这些汽车公司到底是怎么定义生产流程与用户安全之间的关系的?在出了事故之后公司的赔付过程又有哪些考量?今天小编就从一起著名的汽车公案跟大家聊一聊。
Grimshaw对抗福特汽车公案
1972年的Grimshaw对抗福特汽车公案拿到现在还是一枚商业道德课的经典案例。
上世纪70年代的美国,随着油价上涨,工薪阶级家庭对于底特律生产的吃油机器已经负荷不能,汽车市场呈现出亟需一批能跟省油的日系车辆竞争的车系的趋势。
各大美国汽车厂商都在试水推出自己的轻便省油型车款,这其中有一款极具竞争力的车型便是福特汽车公司生产的Ford Pinto。
打着“The little carefree car”的广告语,售价2000美元(折合现在1万2美元)的Pinto迅速在美国汽车市场上占有了自己可观的一份市场份额,仅在生产的第一年1971年度就售出了超过350,000辆。
可是这辆看似温驯的家用车却有着一个致命的——并且在之后的调查中表明福特公司当时是完全知情的——安全隐患,那便是出于外形的考虑,工程师把Pinto的油箱放置在了后轮轴承的后方而非当时公认的比较安全的上方,导致如果Pinto发生追尾就会发生起火爆炸的现象。而只要在油箱与轴承之间安装一个价值11美元的塑料挡板便可以减小甚至规避这一风险。
大家开着这部定时炸弹一年多光景倒也相安无事,直到1972年一对加州的母子决定要出游。
⁂
### [动手试试]
请逐字引用上文关于福特Pinto公案的文本中从“这些汽车公司到底是怎么定义生”一直到“年一对加州的母子决定要出游。”的这一段。
⁂
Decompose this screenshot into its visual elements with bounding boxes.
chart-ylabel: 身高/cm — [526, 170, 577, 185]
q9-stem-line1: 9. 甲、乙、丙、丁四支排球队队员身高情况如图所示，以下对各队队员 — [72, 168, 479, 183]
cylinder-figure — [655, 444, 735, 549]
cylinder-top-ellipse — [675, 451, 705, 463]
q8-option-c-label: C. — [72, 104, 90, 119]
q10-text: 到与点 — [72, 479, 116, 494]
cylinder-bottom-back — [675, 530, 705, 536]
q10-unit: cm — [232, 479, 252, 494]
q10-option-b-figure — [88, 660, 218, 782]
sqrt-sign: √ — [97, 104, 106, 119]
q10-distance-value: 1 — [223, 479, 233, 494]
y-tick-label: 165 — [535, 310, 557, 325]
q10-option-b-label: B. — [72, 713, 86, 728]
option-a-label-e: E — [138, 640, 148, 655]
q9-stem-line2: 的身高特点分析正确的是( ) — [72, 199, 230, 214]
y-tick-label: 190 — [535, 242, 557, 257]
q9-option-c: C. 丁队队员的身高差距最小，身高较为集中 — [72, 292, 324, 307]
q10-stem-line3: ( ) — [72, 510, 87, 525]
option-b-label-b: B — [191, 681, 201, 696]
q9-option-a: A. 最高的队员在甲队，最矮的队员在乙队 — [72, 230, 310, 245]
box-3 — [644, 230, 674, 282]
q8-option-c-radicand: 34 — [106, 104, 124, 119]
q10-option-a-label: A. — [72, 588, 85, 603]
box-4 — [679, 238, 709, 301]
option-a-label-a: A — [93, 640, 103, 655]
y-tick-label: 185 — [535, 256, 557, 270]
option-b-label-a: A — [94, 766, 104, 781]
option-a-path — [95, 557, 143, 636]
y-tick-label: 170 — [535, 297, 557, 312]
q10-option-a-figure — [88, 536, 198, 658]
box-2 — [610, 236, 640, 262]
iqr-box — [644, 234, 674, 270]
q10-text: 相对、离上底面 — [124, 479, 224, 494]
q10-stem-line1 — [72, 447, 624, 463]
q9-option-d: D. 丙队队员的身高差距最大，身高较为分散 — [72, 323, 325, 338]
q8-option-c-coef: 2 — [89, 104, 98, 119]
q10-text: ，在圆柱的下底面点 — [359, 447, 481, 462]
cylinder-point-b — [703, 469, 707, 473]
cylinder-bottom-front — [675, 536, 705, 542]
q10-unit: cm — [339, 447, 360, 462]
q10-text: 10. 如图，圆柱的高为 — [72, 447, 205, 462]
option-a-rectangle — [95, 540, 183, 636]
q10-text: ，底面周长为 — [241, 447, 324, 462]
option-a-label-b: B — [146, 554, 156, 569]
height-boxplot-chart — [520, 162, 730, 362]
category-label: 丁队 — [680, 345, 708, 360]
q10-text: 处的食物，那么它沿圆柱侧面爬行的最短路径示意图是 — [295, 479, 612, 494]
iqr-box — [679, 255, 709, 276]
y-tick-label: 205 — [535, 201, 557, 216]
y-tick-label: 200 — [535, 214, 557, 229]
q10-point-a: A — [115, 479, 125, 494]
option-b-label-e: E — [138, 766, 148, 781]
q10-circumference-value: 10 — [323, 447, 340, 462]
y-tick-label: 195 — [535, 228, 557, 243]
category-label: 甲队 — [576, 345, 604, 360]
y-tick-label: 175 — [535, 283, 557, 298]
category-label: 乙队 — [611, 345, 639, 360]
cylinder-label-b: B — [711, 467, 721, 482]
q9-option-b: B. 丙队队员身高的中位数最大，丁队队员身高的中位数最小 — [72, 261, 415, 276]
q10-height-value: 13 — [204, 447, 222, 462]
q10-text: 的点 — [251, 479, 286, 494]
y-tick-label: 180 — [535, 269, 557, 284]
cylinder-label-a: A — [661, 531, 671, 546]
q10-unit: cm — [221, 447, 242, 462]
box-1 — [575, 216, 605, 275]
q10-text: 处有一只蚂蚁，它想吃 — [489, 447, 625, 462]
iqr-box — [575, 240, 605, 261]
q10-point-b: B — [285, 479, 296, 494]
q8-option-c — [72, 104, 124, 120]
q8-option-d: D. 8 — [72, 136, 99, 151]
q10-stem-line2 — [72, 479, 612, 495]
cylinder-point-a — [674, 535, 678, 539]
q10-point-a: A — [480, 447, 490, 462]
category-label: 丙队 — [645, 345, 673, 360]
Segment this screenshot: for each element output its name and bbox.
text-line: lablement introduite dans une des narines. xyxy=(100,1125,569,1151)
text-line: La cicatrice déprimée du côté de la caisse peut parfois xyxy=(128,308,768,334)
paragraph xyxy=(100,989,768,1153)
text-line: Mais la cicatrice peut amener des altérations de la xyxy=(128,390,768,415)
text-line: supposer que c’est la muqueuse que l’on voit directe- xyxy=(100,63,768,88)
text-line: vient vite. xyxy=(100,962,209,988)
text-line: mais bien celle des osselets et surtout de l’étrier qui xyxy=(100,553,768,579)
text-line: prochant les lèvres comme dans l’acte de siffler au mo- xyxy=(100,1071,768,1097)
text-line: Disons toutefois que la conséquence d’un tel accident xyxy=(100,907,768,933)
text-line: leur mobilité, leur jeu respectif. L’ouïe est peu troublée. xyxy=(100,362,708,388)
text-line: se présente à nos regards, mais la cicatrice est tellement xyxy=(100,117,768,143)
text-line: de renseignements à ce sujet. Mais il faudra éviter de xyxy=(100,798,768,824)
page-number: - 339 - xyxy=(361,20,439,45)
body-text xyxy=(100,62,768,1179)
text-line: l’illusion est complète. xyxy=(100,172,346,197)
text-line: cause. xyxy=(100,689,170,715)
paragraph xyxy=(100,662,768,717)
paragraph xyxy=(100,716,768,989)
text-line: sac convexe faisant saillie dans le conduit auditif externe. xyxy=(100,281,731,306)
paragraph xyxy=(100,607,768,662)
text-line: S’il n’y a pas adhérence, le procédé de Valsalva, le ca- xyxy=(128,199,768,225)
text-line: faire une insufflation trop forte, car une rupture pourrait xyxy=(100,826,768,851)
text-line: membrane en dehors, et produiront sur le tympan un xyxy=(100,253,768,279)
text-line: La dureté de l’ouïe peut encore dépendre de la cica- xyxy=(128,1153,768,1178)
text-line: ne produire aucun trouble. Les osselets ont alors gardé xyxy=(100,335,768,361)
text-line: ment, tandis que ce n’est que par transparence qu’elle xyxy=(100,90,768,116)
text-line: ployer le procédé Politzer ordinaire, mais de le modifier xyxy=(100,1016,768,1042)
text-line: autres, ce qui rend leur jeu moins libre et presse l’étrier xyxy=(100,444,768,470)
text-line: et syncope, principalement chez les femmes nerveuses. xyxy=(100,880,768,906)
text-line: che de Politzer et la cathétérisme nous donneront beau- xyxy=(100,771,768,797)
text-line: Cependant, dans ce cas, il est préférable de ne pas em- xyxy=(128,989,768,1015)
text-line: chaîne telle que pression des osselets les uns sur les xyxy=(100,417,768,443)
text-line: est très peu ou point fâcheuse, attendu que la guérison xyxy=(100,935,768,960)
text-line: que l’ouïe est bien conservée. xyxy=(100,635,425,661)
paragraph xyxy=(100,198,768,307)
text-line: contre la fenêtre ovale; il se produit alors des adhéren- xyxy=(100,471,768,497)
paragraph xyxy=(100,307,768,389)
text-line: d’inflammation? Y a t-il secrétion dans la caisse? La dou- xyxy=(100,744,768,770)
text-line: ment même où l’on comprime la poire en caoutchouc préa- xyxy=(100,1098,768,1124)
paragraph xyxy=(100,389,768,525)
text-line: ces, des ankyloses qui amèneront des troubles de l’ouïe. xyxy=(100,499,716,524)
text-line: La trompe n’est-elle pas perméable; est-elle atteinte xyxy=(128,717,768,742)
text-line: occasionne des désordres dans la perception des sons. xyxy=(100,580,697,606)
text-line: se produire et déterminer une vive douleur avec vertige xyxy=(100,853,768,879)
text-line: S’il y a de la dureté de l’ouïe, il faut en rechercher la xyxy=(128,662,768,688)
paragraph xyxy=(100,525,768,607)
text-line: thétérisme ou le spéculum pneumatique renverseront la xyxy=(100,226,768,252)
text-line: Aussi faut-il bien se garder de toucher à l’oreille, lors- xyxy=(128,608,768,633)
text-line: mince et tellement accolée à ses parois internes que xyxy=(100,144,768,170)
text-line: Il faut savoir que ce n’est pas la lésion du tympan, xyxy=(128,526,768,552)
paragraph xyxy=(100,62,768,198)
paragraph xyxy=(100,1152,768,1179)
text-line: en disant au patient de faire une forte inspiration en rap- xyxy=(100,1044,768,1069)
⁂
### [任务完成]
这些汽车公司到底是怎么定义生产流程与用户安全之间的关系的?在出了事故之后公司的赔付过程又有哪些考量?今天小编就从一起著名的汽车公案跟大家聊一聊。
Grimshaw对抗福特汽车公案
1972年的Grimshaw对抗福特汽车公案拿到现在还是一枚商业道德课的经典案例。
上世纪70年代的美国,随着油价上涨,工薪阶级家庭对于底特律生产的吃油机器已经负荷不能,汽车市场呈现出亟需一批能跟省油的日系车辆竞争的车系的趋势。
各大美国汽车厂商都在试水推出自己的轻便省油型车款,这其中有一款极具竞争力的车型便是福特汽车公司生产的Ford Pinto。
打着“The little carefree car”的广告语,售价2000美元(折合现在1万2美元)的Pinto迅速在美国汽车市场上占有了自己可观的一份市场份额,仅在生产的第一年1971年度就售出了超过350,000辆。
可是这辆看似温驯的家用车却有着一个致命的——并且在之后的调查中表明福特公司当时是完全知情的——安全隐患,那便是出于外形的考虑,工程师把Pinto的油箱放置在了后轮轴承的后方而非当时公认的比较安全的上方,导致如果Pinto发生追尾就会发生起火爆炸的现象。而只要在油箱与轴承之间安装一个价值11美元的塑料挡板便可以减小甚至规避这一风险。
大家开着这部定时炸弹一年多光景倒也相安无事,直到1972年一对加州的母子决定要出游。